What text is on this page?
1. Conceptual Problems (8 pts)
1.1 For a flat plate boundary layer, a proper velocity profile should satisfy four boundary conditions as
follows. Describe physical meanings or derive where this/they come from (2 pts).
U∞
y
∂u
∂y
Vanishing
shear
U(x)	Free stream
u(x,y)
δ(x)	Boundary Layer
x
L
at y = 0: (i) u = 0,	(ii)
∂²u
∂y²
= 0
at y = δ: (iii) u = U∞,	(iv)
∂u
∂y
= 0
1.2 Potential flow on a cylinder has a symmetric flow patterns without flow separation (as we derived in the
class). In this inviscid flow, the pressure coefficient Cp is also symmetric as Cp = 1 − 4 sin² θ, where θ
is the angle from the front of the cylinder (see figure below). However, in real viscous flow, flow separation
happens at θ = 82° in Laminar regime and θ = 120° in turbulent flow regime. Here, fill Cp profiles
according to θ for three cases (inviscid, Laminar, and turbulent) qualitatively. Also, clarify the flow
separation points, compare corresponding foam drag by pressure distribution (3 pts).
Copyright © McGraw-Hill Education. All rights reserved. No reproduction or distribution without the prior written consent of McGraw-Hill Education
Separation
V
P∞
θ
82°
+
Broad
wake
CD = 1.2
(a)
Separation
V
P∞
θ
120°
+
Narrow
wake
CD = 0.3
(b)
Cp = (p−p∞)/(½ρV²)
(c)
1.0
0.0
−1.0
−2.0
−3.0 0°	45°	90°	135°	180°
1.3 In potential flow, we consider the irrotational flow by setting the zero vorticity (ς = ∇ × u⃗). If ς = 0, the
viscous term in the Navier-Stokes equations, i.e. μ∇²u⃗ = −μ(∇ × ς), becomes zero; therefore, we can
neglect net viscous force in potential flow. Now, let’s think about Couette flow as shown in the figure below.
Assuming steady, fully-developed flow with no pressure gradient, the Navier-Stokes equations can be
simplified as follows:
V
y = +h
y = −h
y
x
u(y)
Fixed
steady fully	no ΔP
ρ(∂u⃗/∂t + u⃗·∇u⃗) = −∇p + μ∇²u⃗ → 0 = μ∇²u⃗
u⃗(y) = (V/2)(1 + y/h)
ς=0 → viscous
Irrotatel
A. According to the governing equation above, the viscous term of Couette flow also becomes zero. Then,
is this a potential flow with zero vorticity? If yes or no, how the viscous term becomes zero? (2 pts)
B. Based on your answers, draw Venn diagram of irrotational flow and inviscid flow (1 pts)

§ **SET TASK**:
Reproduce each entry from the records above, character for character.

§ **OUTPUT OF THE EXERCISE**:
What text is on this page?
1. Conceptual Problems (8 pts)
1.1 For a flat plate boundary layer, a proper velocity profile should satisfy four boundary conditions as
follows. Describe physical meanings or derive where this/they come from (2 pts).
U∞
y
∂u
∂y
Vanishing
shear
U(x)	Free stream
u(x,y)
δ(x)	Boundary Layer
x
L
at y = 0: (i) u = 0,	(ii)
∂²u
∂y²
= 0
at y = δ: (iii) u = U∞,	(iv)
∂u
∂y
= 0
1.2 Potential flow on a cylinder has a symmetric flow patterns without flow separation (as we derived in the
class). In this inviscid flow, the pressure coefficient Cp is also symmetric as Cp = 1 − 4 sin² θ, where θ
is the angle from the front of the cylinder (see figure below). However, in real viscous flow, flow separation
happens at θ = 82° in Laminar regime and θ = 120° in turbulent flow regime. Here, fill Cp profiles
according to θ for three cases (inviscid, Laminar, and turbulent) qualitatively. Also, clarify the flow
separation points, compare corresponding foam drag by pressure distribution (3 pts).
Copyright © McGraw-Hill Education. All rights reserved. No reproduction or distribution without the prior written consent of McGraw-Hill Education
Separation
V
P∞
θ
82°
+
Broad
wake
CD = 1.2
(a)
Separation
V
P∞
θ
120°
+
Narrow
wake
CD = 0.3
(b)
Cp = (p−p∞)/(½ρV²)
(c)
1.0
0.0
−1.0
−2.0
−3.0 0°	45°	90°	135°	180°
1.3 In potential flow, we consider the irrotational flow by setting the zero vorticity (ς = ∇ × u⃗). If ς = 0, the
viscous term in the Navier-Stokes equations, i.e. μ∇²u⃗ = −μ(∇ × ς), becomes zero; therefore, we can
neglect net viscous force in potential flow. Now, let’s think about Couette flow as shown in the figure below.
Assuming steady, fully-developed flow with no pressure gradient, the Navier-Stokes equations can be
simplified as follows:
V
y = +h
y = −h
y
x
u(y)
Fixed
steady fully	no ΔP
ρ(∂u⃗/∂t + u⃗·∇u⃗) = −∇p + μ∇²u⃗ → 0 = μ∇²u⃗
u⃗(y) = (V/2)(1 + y/h)
ς=0 → viscous
Irrotatel
A. According to the governing equation above, the viscous term of Couette flow also becomes zero. Then,
is this a potential flow with zero vorticity? If yes or no, how the viscous term becomes zero? (2 pts)
B. Based on your answers, draw Venn diagram of irrotational flow and inviscid flow (1 pts)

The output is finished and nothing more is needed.